*The exercise*
Please repeat all of the lines that follow, exactly as written.
-- START Data records --
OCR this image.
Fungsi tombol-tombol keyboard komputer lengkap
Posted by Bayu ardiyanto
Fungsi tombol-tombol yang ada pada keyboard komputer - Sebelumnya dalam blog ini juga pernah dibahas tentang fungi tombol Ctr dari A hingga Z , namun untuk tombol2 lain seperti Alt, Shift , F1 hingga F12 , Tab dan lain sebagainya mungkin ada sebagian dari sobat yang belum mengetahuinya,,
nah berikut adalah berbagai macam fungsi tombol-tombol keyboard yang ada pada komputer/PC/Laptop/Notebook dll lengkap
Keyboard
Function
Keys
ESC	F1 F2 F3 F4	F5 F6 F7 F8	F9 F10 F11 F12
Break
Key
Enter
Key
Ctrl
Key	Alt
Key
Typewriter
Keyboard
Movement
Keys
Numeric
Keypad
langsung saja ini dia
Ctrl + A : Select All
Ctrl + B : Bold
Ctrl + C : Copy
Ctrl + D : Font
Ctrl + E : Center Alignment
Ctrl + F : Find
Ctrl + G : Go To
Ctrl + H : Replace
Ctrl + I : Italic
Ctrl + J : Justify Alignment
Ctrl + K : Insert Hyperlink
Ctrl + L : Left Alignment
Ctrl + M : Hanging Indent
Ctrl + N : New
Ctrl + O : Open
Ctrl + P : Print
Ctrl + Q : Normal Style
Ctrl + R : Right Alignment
-- END Data records --
*Answer in full*
OCR this image.
Fungsi tombol-tombol keyboard komputer lengkap
Posted by Bayu ardiyanto
Fungsi tombol-tombol yang ada pada keyboard komputer - Sebelumnya dalam blog ini juga pernah dibahas tentang fungi tombol Ctr dari A hingga Z , namun untuk tombol2 lain seperti Alt, Shift , F1 hingga F12 , Tab dan lain sebagainya mungkin ada sebagian dari sobat yang belum mengetahuinya,,
nah berikut adalah berbagai macam fungsi tombol-tombol keyboard yang ada pada komputer/PC/Laptop/Notebook dll lengkap
Keyboard
Function
Keys
ESC	F1 F2 F3 F4	F5 F6 F7 F8	F9 F10 F11 F12
Break
Key
Enter
Key
Ctrl
Key	Alt
Key
Typewriter
Keyboard
Movement
Keys
Numeric
Keypad
langsung saja ini dia
Ctrl + A : Select All
Ctrl + B : Bold
Ctrl + C : Copy
Ctrl + D : Font
Ctrl + E : Center Alignment
Ctrl + F : Find
Ctrl + G : Go To
Ctrl + H : Replace
Ctrl + I : Italic
Ctrl + J : Justify Alignment
Ctrl + K : Insert Hyperlink
Ctrl + L : Left Alignment
Ctrl + M : Hanging Indent
Ctrl + N : New
Ctrl + O : Open
Ctrl + P : Print
Ctrl + Q : Normal Style
Ctrl + R : Right Alignment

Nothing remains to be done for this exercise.